> [Task objective]: Repeat every line below exactly, word for word.

> [Rows from a figure dataset]:
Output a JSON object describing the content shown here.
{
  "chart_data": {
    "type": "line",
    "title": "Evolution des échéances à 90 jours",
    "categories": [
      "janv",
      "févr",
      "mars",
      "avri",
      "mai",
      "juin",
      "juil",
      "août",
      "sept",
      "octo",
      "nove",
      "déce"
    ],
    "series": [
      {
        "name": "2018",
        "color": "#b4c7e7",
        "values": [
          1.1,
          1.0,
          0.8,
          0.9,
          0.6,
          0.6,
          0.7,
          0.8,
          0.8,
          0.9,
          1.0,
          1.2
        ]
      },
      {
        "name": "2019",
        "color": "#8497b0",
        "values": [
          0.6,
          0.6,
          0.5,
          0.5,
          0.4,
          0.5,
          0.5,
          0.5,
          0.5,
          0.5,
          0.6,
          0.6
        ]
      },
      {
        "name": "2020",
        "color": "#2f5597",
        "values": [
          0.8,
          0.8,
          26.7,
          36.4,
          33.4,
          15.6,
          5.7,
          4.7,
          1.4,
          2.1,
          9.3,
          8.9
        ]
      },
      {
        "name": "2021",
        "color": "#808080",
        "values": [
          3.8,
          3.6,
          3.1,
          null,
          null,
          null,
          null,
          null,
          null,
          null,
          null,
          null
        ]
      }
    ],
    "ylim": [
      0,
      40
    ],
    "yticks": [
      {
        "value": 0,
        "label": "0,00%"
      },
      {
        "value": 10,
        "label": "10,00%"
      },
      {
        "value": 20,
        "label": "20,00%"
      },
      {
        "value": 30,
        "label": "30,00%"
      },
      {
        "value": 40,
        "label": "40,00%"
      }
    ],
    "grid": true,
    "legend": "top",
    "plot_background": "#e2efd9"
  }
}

> [Full response]:
Output a JSON object describing the content shown here.
{
  "chart_data": {
    "type": "line",
    "title": "Evolution des échéances à 90 jours",
    "categories": [
      "janv",
      "févr",
      "mars",
      "avri",
      "mai",
      "juin",
      "juil",
      "août",
      "sept",
      "octo",
      "nove",
      "déce"
    ],
    "series": [
      {
        "name": "2018",
        "color": "#b4c7e7",
        "values": [
          1.1,
          1.0,
          0.8,
          0.9,
          0.6,
          0.6,
          0.7,
          0.8,
          0.8,
          0.9,
          1.0,
          1.2
        ]
      },
      {
        "name": "2019",
        "color": "#8497b0",
        "values": [
          0.6,
          0.6,
          0.5,
          0.5,
          0.4,
          0.5,
          0.5,
          0.5,
          0.5,
          0.5,
          0.6,
          0.6
        ]
      },
      {
        "name": "2020",
        "color": "#2f5597",
        "values": [
          0.8,
          0.8,
          26.7,
          36.4,
          33.4,
          15.6,
          5.7,
          4.7,
          1.4,
          2.1,
          9.3,
          8.9
        ]
      },
      {
        "name": "2021",
        "color": "#808080",
        "values": [
          3.8,
          3.6,
          3.1,
          null,
          null,
          null,
          null,
          null,
          null,
          null,
          null,
          null
        ]
      }
    ],
    "ylim": [
      0,
      40
    ],
    "yticks": [
      {
        "value": 0,
        "label": "0,00%"
      },
      {
        "value": 10,
        "label": "10,00%"
      },
      {
        "value": 20,
        "label": "20,00%"
      },
      {
        "value": 30,
        "label": "30,00%"
      },
      {
        "value": 40,
        "label": "40,00%"
      }
    ],
    "grid": true,
    "legend": "top",
    "plot_background": "#e2efd9"
  }
}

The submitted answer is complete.